--- Problem details ---
All of the material below is to be returned exactly.

--- Available data ---
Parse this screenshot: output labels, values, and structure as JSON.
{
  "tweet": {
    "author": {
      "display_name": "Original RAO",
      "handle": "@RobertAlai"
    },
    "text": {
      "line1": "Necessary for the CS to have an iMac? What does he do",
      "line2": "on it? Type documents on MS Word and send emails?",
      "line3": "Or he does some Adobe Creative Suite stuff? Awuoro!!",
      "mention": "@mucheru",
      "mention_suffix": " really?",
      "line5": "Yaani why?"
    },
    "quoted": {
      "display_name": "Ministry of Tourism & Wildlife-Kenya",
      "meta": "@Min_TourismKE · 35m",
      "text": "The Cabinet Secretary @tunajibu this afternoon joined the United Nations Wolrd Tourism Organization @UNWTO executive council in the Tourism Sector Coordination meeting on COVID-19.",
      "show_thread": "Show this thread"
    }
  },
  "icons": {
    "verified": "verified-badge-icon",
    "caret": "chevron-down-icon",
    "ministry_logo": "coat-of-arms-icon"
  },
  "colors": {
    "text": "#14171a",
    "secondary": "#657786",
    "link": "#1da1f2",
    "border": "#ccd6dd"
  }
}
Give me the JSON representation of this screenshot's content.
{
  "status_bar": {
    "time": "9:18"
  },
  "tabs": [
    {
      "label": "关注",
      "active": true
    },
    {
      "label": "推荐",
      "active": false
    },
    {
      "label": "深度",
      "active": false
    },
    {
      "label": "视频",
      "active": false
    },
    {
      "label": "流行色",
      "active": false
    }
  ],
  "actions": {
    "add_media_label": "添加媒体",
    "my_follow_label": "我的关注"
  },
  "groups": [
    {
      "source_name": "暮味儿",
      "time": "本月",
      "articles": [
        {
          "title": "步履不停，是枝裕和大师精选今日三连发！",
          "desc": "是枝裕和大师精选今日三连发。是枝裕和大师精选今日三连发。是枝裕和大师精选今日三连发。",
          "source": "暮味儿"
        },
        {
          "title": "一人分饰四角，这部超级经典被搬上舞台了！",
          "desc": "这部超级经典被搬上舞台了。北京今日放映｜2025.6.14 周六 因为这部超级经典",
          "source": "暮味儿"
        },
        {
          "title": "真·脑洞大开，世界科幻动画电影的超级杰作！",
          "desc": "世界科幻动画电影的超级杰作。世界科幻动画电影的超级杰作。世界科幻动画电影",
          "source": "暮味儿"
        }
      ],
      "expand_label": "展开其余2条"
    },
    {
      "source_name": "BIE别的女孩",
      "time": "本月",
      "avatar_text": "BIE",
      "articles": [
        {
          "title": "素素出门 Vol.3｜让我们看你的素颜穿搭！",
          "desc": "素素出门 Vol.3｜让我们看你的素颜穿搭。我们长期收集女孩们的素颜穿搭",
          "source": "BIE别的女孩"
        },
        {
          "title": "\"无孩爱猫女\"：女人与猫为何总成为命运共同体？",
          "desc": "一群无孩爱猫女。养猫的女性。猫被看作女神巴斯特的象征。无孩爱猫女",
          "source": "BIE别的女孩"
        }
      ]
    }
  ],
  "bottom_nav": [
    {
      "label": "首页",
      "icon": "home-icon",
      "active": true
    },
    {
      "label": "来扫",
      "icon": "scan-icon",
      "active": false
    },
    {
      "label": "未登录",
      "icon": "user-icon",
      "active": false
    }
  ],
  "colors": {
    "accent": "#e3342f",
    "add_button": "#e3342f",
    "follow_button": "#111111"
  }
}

--- Full output ---
Parse this screenshot: output labels, values, and structure as JSON.
{
  "tweet": {
    "author": {
      "display_name": "Original RAO",
      "handle": "@RobertAlai"
    },
    "text": {
      "line1": "Necessary for the CS to have an iMac? What does he do",
      "line2": "on it? Type documents on MS Word and send emails?",
      "line3": "Or he does some Adobe Creative Suite stuff? Awuoro!!",
      "mention": "@mucheru",
      "mention_suffix": " really?",
      "line5": "Yaani why?"
    },
    "quoted": {
      "display_name": "Ministry of Tourism & Wildlife-Kenya",
      "meta": "@Min_TourismKE · 35m",
      "text": "The Cabinet Secretary @tunajibu this afternoon joined the United Nations Wolrd Tourism Organization @UNWTO executive council in the Tourism Sector Coordination meeting on COVID-19.",
      "show_thread": "Show this thread"
    }
  },
  "icons": {
    "verified": "verified-badge-icon",
    "caret": "chevron-down-icon",
    "ministry_logo": "coat-of-arms-icon"
  },
  "colors": {
    "text": "#14171a",
    "secondary": "#657786",
    "link": "#1da1f2",
    "border": "#ccd6dd"
  }
}
Give me the JSON representation of this screenshot's content.
{
  "status_bar": {
    "time": "9:18"
  },
  "tabs": [
    {
      "label": "关注",
      "active": true
    },
    {
      "label": "推荐",
      "active": false
    },
    {
      "label": "深度",
      "active": false
    },
    {
      "label": "视频",
      "active": false
    },
    {
      "label": "流行色",
      "active": false
    }
  ],
  "actions": {
    "add_media_label": "添加媒体",
    "my_follow_label": "我的关注"
  },
  "groups": [
    {
      "source_name": "暮味儿",
      "time": "本月",
      "articles": [
        {
          "title": "步履不停，是枝裕和大师精选今日三连发！",
          "desc": "是枝裕和大师精选今日三连发。是枝裕和大师精选今日三连发。是枝裕和大师精选今日三连发。",
          "source": "暮味儿"
        },
        {
          "title": "一人分饰四角，这部超级经典被搬上舞台了！",
          "desc": "这部超级经典被搬上舞台了。北京今日放映｜2025.6.14 周六 因为这部超级经典",
          "source": "暮味儿"
        },
        {
          "title": "真·脑洞大开，世界科幻动画电影的超级杰作！",
          "desc": "世界科幻动画电影的超级杰作。世界科幻动画电影的超级杰作。世界科幻动画电影",
          "source": "暮味儿"
        }
      ],
      "expand_label": "展开其余2条"
    },
    {
      "source_name": "BIE别的女孩",
      "time": "本月",
      "avatar_text": "BIE",
      "articles": [
        {
          "title": "素素出门 Vol.3｜让我们看你的素颜穿搭！",
          "desc": "素素出门 Vol.3｜让我们看你的素颜穿搭。我们长期收集女孩们的素颜穿搭",
          "source": "BIE别的女孩"
        },
        {
          "title": "\"无孩爱猫女\"：女人与猫为何总成为命运共同体？",
          "desc": "一群无孩爱猫女。养猫的女性。猫被看作女神巴斯特的象征。无孩爱猫女",
          "source": "BIE别的女孩"
        }
      ]
    }
  ],
  "bottom_nav": [
    {
      "label": "首页",
      "icon": "home-icon",
      "active": true
    },
    {
      "label": "来扫",
      "icon": "scan-icon",
      "active": false
    },
    {
      "label": "未登录",
      "icon": "user-icon",
      "active": false
    }
  ],
  "colors": {
    "accent": "#e3342f",
    "add_button": "#e3342f",
    "follow_button": "#111111"
  }
}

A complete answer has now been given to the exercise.